List every optional service that the Medicaid text below names as commonly offered by states.
(Beginning of SOURCE DOCUMENT)
What Medicaid Covers

Every state Medicaid program must cover a set of federally mandated services, including inpatient and outpatient hospital care, physician visits, lab work and X-rays, and home health services. Beyond that, states can choose to offer additional benefits. Common optional services include prescription drugs, physical therapy, occupational therapy, and case management.

The biggest practical difference is long-term care. Medicaid is the primary payer for nursing home care in the United States. If you need to live in a nursing facility and meet your state’s income and asset requirements, Medicaid will cover it. This is something Medicare simply does not do on an ongoing basis. Medicaid also covers personal care services that help people stay in their homes rather than moving to a facility.

For long-term care eligibility, states typically impose asset limits. In California, for example, a single nursing home applicant must have assets under $130,000 in 2026. States also use a “look-back period” to review whether you transferred assets (like giving money to family members) to appear financially eligible. These rules are designed to prevent people from sheltering wealth to qualify.

What You Pay Out of Pocket

Medicare is not free. Even though most people don’t pay a Part A premium, Part B costs $185 per month in 2025, and you’ll also pay the $257 annual deductible before Part B starts covering its share. If you add Part D drug coverage or a Medicare Advantage plan, those come with their own premiums and copays. Higher earners pay more: the government adjusts Part B and Part D premiums upward based on income.

Medicaid, by contrast, has very low or zero costs for enrollees. Most people on Medicaid pay nothing for covered services, though some states charge small copays. There are no monthly premiums for most Medicaid recipients, and no deductibles. This reflects the program’s purpose: covering people who can’t afford health insurance on their own.

Federal vs. State Control

Medicare is a federal program. The rules are the same whether you live in Texas or Vermont. The Centers for Medicare and Medicaid Services (CMS) sets the benefit structure, premiums, and eligibility criteria nationwide.
(End of SOURCE DOCUMENT)
(Beginning of DATA RECORDS)
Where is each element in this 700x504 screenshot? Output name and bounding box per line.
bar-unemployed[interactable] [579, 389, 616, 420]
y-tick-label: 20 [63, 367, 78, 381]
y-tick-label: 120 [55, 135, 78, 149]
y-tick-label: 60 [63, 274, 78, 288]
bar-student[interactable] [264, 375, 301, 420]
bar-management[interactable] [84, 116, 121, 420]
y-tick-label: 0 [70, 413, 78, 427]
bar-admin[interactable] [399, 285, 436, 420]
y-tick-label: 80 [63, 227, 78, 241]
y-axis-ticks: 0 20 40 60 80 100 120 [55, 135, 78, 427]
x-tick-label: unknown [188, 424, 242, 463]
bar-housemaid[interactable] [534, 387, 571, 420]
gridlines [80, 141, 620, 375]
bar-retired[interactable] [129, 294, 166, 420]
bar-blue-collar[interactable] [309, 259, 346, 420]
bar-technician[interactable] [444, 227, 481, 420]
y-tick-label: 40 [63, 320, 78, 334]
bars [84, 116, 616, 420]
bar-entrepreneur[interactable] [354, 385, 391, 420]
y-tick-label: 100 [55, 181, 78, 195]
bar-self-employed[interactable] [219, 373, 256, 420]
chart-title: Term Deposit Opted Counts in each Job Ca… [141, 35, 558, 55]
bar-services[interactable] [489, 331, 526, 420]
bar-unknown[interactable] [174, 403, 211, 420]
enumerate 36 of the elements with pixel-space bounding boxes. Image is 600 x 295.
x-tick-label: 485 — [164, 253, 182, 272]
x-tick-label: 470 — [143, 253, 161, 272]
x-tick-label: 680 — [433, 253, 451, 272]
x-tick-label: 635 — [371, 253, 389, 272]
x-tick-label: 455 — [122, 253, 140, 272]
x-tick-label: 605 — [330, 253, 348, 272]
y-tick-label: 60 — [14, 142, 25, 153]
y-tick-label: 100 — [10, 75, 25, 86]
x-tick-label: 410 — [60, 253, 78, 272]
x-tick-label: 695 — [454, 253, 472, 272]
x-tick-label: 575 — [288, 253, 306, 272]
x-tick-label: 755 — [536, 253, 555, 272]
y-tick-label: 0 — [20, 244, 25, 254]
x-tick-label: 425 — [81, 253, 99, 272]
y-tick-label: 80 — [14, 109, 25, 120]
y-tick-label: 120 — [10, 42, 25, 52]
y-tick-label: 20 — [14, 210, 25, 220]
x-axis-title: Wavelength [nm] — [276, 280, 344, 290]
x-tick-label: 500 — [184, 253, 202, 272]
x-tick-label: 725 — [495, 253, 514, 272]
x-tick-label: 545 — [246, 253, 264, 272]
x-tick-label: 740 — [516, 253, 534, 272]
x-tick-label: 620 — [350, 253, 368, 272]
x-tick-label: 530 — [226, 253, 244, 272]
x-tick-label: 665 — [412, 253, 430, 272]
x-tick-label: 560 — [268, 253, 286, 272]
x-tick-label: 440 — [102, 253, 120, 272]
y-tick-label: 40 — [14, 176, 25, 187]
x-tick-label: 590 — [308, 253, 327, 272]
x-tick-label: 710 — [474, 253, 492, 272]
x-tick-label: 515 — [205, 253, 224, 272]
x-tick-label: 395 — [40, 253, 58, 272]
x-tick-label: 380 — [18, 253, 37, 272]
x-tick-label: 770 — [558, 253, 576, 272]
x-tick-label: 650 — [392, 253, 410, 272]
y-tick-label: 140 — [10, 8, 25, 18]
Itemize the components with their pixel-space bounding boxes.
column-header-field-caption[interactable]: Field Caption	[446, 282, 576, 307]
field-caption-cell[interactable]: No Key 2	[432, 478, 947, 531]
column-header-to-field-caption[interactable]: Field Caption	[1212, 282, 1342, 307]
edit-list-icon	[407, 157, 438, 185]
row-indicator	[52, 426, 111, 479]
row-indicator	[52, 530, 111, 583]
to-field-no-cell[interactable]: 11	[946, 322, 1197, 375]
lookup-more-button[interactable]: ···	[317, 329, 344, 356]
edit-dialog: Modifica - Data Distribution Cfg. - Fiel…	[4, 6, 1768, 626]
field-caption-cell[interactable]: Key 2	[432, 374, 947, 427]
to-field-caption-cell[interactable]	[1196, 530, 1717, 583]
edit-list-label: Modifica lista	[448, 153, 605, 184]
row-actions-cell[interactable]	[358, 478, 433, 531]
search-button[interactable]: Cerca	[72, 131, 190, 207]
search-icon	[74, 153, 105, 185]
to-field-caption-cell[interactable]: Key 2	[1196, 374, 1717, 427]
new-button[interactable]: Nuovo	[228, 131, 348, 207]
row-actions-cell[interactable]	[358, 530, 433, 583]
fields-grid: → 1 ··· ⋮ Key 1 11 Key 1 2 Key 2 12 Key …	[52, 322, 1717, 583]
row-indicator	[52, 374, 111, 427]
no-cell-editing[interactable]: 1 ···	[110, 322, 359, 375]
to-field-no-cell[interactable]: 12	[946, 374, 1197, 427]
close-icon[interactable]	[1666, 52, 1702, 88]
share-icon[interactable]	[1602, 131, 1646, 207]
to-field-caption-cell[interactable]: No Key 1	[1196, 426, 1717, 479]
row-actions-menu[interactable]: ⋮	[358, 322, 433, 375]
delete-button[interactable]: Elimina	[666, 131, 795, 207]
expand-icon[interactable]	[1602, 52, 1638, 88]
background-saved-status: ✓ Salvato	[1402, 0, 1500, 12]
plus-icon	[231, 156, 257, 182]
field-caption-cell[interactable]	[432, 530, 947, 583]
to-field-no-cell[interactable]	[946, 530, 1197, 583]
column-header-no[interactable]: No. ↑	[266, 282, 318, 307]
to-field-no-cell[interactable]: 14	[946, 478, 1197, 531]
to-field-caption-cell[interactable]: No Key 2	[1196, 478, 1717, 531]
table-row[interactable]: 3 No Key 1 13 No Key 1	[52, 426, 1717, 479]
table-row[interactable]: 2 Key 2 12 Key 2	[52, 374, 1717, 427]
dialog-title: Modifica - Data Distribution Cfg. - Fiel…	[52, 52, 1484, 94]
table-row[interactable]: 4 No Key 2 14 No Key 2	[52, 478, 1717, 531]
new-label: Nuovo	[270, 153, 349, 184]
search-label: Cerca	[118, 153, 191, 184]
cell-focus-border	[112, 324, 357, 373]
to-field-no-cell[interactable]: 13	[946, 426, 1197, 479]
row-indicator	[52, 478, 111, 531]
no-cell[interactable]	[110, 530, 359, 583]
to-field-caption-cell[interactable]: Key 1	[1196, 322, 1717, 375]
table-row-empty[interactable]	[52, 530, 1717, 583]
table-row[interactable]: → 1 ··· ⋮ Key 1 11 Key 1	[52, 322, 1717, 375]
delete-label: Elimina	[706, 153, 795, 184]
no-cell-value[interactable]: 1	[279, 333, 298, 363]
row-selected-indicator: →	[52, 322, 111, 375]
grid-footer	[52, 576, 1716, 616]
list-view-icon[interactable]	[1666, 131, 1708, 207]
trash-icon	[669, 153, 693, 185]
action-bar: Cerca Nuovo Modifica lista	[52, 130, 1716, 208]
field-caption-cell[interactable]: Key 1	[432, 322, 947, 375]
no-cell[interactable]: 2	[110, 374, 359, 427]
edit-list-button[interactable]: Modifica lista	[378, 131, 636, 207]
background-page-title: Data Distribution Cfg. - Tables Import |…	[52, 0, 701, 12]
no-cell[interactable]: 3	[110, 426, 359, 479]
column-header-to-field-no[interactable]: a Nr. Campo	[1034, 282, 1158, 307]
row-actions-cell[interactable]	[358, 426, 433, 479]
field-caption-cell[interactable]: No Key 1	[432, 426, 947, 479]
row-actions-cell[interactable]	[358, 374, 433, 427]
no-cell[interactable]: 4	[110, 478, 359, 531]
(End of DATA RECORDS)
## TASK RESPONSE
Prescription drugs, physical therapy, occupational therapy, and case management.